-------- DATASET
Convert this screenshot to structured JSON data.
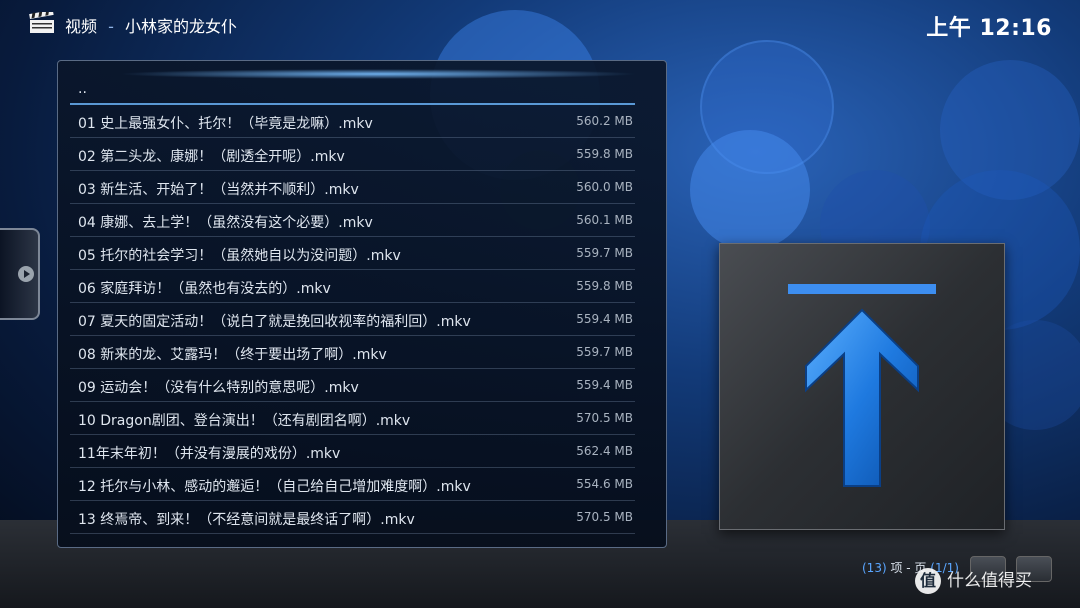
{
  "header": {
    "section": "视频",
    "separator": "-",
    "folder": "小林家的龙女仆",
    "clock": "上午 12:16"
  },
  "list": {
    "parent_label": "..",
    "items": [
      {
        "name": "01 史上最强女仆、托尔！（毕竟是龙嘛）.mkv",
        "size": "560.2 MB"
      },
      {
        "name": "02 第二头龙、康娜！（剧透全开呢）.mkv",
        "size": "559.8 MB"
      },
      {
        "name": "03 新生活、开始了！（当然并不顺利）.mkv",
        "size": "560.0 MB"
      },
      {
        "name": "04 康娜、去上学！（虽然没有这个必要）.mkv",
        "size": "560.1 MB"
      },
      {
        "name": "05 托尔的社会学习！（虽然她自以为没问题）.mkv",
        "size": "559.7 MB"
      },
      {
        "name": "06 家庭拜访！（虽然也有没去的）.mkv",
        "size": "559.8 MB"
      },
      {
        "name": "07 夏天的固定活动！（说白了就是挽回收视率的福利回）.mkv",
        "size": "559.4 MB"
      },
      {
        "name": "08 新来的龙、艾露玛！（终于要出场了啊）.mkv",
        "size": "559.7 MB"
      },
      {
        "name": "09 运动会！（没有什么特别的意思呢）.mkv",
        "size": "559.4 MB"
      },
      {
        "name": "10 Dragon剧团、登台演出！（还有剧团名啊）.mkv",
        "size": "570.5 MB"
      },
      {
        "name": "11年末年初！（并没有漫展的戏份）.mkv",
        "size": "562.4 MB"
      },
      {
        "name": "12 托尔与小林、感动的邂逅！（自己给自己增加难度啊）.mkv",
        "size": "554.6 MB"
      },
      {
        "name": "13 终焉帝、到来！（不经意间就是最终话了啊）.mkv",
        "size": "570.5 MB"
      }
    ]
  },
  "footer": {
    "count": "(13)",
    "items_word": "项 - 页",
    "page": "(1/1)"
  },
  "watermark": {
    "badge": "值",
    "text": "什么值得买"
  },
  "icons": {
    "header": "movie-clapperboard-icon",
    "thumbnail": "up-arrow-icon",
    "side": "chevron-right-icon"
  },
  "colors": {
    "accent": "#3d8ef0",
    "highlight": "#5aa6ff"
  }
}
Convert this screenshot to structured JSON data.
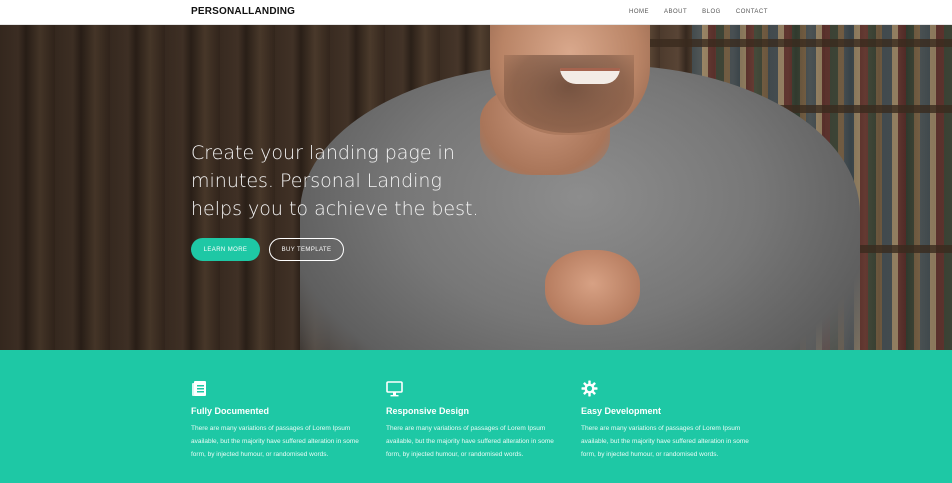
{
  "navbar": {
    "brand": "PERSONALLANDING",
    "links": [
      "HOME",
      "ABOUT",
      "BLOG",
      "CONTACT"
    ]
  },
  "hero": {
    "title_lines": [
      "Create your landing page in",
      "minutes. Personal Landing",
      "helps you to achieve the best."
    ],
    "primary_button": "LEARN MORE",
    "secondary_button": "BUY TEMPLATE"
  },
  "features": [
    {
      "icon": "document-icon",
      "title": "Fully Documented",
      "text": "There are many variations of passages of Lorem Ipsum available, but the majority have suffered alteration in some form, by injected humour, or randomised words."
    },
    {
      "icon": "monitor-icon",
      "title": "Responsive Design",
      "text": "There are many variations of passages of Lorem Ipsum available, but the majority have suffered alteration in some form, by injected humour, or randomised words."
    },
    {
      "icon": "gear-icon",
      "title": "Easy Development",
      "text": "There are many variations of passages of Lorem Ipsum available, but the majority have suffered alteration in some form, by injected humour, or randomised words."
    }
  ],
  "colors": {
    "accent": "#1ec8a5",
    "nav_background": "#ffffff",
    "hero_text": "#f4f4f4"
  }
}
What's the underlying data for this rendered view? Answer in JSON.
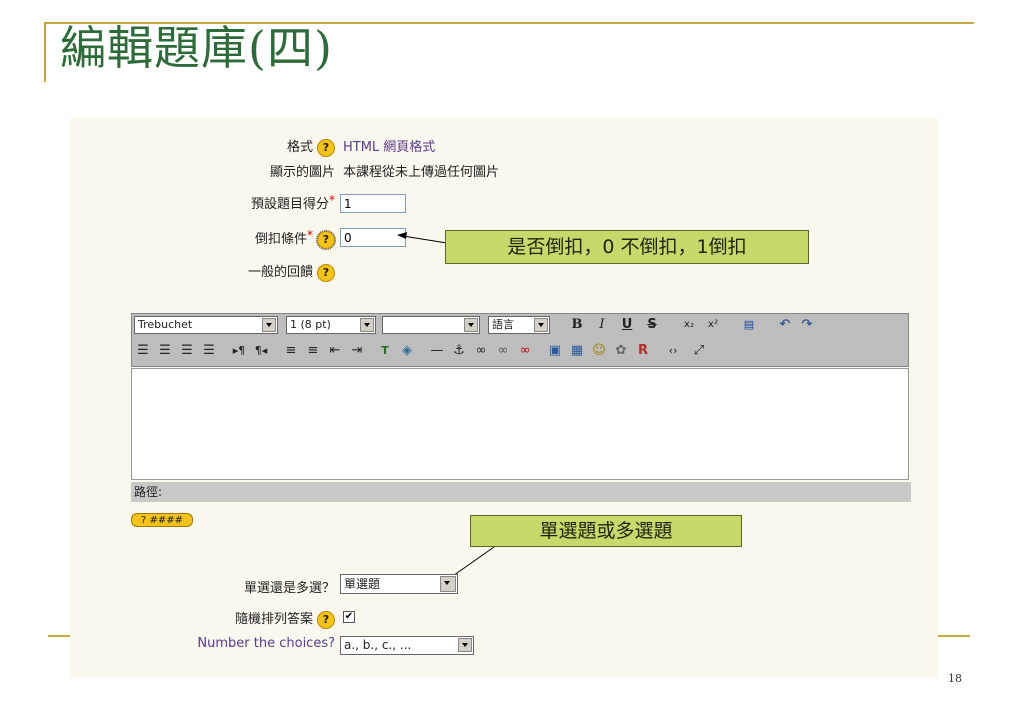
{
  "slide": {
    "title": "編輯題庫(四)",
    "page_number": "18"
  },
  "form": {
    "format_label": "格式",
    "format_value": "HTML 網頁格式",
    "images_label": "顯示的圖片",
    "images_value": "本課程從未上傳過任何圖片",
    "default_grade_label": "預設題目得分",
    "default_grade_value": "1",
    "penalty_label": "倒扣條件",
    "penalty_value": "0",
    "feedback_label": "一般的回饋",
    "single_multi_label": "單選還是多選？",
    "single_multi_value": "單選題",
    "shuffle_label": "隨機排列答案",
    "shuffle_checked": "✔",
    "numbering_label": "Number the choices?",
    "numbering_value": "a., b., c., ..."
  },
  "callouts": {
    "penalty_note": "是否倒扣，0 不倒扣，1倒扣",
    "single_multi_note": "單選題或多選題"
  },
  "editor": {
    "font_value": "Trebuchet",
    "size_value": "1 (8 pt)",
    "style_value": "",
    "lang_value": "語言",
    "path_label": "路徑:",
    "help_button_label": "? ####"
  },
  "colors": {
    "title": "#2e6b3a",
    "accent_bar": "#c8a838",
    "callout_bg": "#c9d86a",
    "panel_bg": "#faf8ee"
  }
}
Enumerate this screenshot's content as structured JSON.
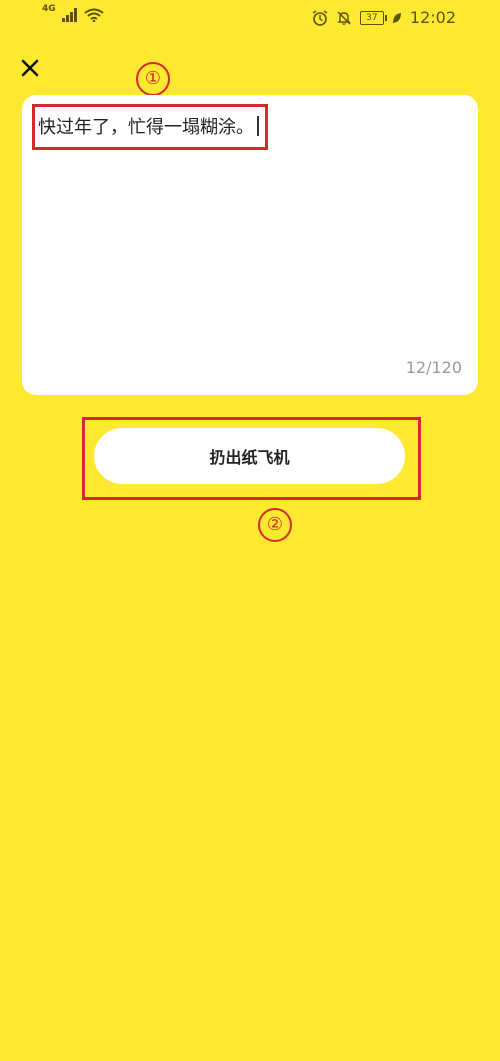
{
  "status_bar": {
    "network": "4G",
    "battery": "37",
    "time": "12:02"
  },
  "icons": {
    "close": "close-icon",
    "signal": "signal-icon",
    "wifi": "wifi-icon",
    "alarm": "alarm-icon",
    "mute": "bell-off-icon",
    "leaf": "leaf-icon"
  },
  "note": {
    "text": "快过年了，忙得一塌糊涂。",
    "char_count": "12/120"
  },
  "action": {
    "throw_label": "扔出纸飞机"
  },
  "annotations": {
    "marker_1": "①",
    "marker_2": "②"
  },
  "colors": {
    "background": "#fde92f",
    "card": "#ffffff",
    "annotation": "#d42a2a"
  }
}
----------------
## WHAT TO PRODUCE
Without the pictures, repeat all the records word for word.

## SOLUTION FOR THIS EXERCISE
Convert this screenshot to structured JSON data.
{
  "header": {
    "section": "视频",
    "separator": "-",
    "folder": "小林家的龙女仆",
    "clock": "上午 12:16"
  },
  "list": {
    "parent_label": "..",
    "items": [
      {
        "name": "01 史上最强女仆、托尔！（毕竟是龙嘛）.mkv",
        "size": "560.2 MB"
      },
      {
        "name": "02 第二头龙、康娜！（剧透全开呢）.mkv",
        "size": "559.8 MB"
      },
      {
        "name": "03 新生活、开始了！（当然并不顺利）.mkv",
        "size": "560.0 MB"
      },
      {
        "name": "04 康娜、去上学！（虽然没有这个必要）.mkv",
        "size": "560.1 MB"
      },
      {
        "name": "05 托尔的社会学习！（虽然她自以为没问题）.mkv",
        "size": "559.7 MB"
      },
      {
        "name": "06 家庭拜访！（虽然也有没去的）.mkv",
        "size": "559.8 MB"
      },
      {
        "name": "07 夏天的固定活动！（说白了就是挽回收视率的福利回）.mkv",
        "size": "559.4 MB"
      },
      {
        "name": "08 新来的龙、艾露玛！（终于要出场了啊）.mkv",
        "size": "559.7 MB"
      },
      {
        "name": "09 运动会！（没有什么特别的意思呢）.mkv",
        "size": "559.4 MB"
      },
      {
        "name": "10 Dragon剧团、登台演出！（还有剧团名啊）.mkv",
        "size": "570.5 MB"
      },
      {
        "name": "11年末年初！（并没有漫展的戏份）.mkv",
        "size": "562.4 MB"
      },
      {
        "name": "12 托尔与小林、感动的邂逅！（自己给自己增加难度啊）.mkv",
        "size": "554.6 MB"
      },
      {
        "name": "13 终焉帝、到来！（不经意间就是最终话了啊）.mkv",
        "size": "570.5 MB"
      }
    ]
  },
  "footer": {
    "count": "(13)",
    "items_word": "项 - 页",
    "page": "(1/1)"
  },
  "watermark": {
    "badge": "值",
    "text": "什么值得买"
  },
  "icons": {
    "header": "movie-clapperboard-icon",
    "thumbnail": "up-arrow-icon",
    "side": "chevron-right-icon"
  },
  "colors": {
    "accent": "#3d8ef0",
    "highlight": "#5aa6ff"
  }
}
Convert this screenshot to structured JSON data.
{
  "navbar": {
    "brand": "PERSONALLANDING",
    "links": [
      "HOME",
      "ABOUT",
      "BLOG",
      "CONTACT"
    ]
  },
  "hero": {
    "title_lines": [
      "Create your landing page in",
      "minutes. Personal Landing",
      "helps you to achieve the best."
    ],
    "primary_button": "LEARN MORE",
    "secondary_button": "BUY TEMPLATE"
  },
  "features": [
    {
      "icon": "document-icon",
      "title": "Fully Documented",
      "text": "There are many variations of passages of Lorem Ipsum available, but the majority have suffered alteration in some form, by injected humour, or randomised words."
    },
    {
      "icon": "monitor-icon",
      "title": "Responsive Design",
      "text": "There are many variations of passages of Lorem Ipsum available, but the majority have suffered alteration in some form, by injected humour, or randomised words."
    },
    {
      "icon": "gear-icon",
      "title": "Easy Development",
      "text": "There are many variations of passages of Lorem Ipsum available, but the majority have suffered alteration in some form, by injected humour, or randomised words."
    }
  ],
  "colors": {
    "accent": "#1ec8a5",
    "nav_background": "#ffffff",
    "hero_text": "#f4f4f4"
  }
}
What's the underlying data for this rendered view? Answer in JSON.
{
  "slide": {
    "title": "編輯題庫(四)",
    "page_number": "18"
  },
  "form": {
    "format_label": "格式",
    "format_value": "HTML 網頁格式",
    "images_label": "顯示的圖片",
    "images_value": "本課程從未上傳過任何圖片",
    "default_grade_label": "預設題目得分",
    "default_grade_value": "1",
    "penalty_label": "倒扣條件",
    "penalty_value": "0",
    "feedback_label": "一般的回饋",
    "single_multi_label": "單選還是多選？",
    "single_multi_value": "單選題",
    "shuffle_label": "隨機排列答案",
    "shuffle_checked": "✔",
    "numbering_label": "Number the choices?",
    "numbering_value": "a., b., c., ..."
  },
  "callouts": {
    "penalty_note": "是否倒扣，0 不倒扣，1倒扣",
    "single_multi_note": "單選題或多選題"
  },
  "editor": {
    "font_value": "Trebuchet",
    "size_value": "1 (8 pt)",
    "style_value": "",
    "lang_value": "語言",
    "path_label": "路徑:",
    "help_button_label": "? ####"
  },
  "colors": {
    "title": "#2e6b3a",
    "accent_bar": "#c8a838",
    "callout_bg": "#c9d86a",
    "panel_bg": "#faf8ee"
  }
}
Enumerate this screenshot's content as structured JSON.
{
  "status_bar": {
    "network": "4G",
    "battery": "37",
    "time": "12:02"
  },
  "icons": {
    "close": "close-icon",
    "signal": "signal-icon",
    "wifi": "wifi-icon",
    "alarm": "alarm-icon",
    "mute": "bell-off-icon",
    "leaf": "leaf-icon"
  },
  "note": {
    "text": "快过年了，忙得一塌糊涂。",
    "char_count": "12/120"
  },
  "action": {
    "throw_label": "扔出纸飞机"
  },
  "annotations": {
    "marker_1": "①",
    "marker_2": "②"
  },
  "colors": {
    "background": "#fde92f",
    "card": "#ffffff",
    "annotation": "#d42a2a"
  }
}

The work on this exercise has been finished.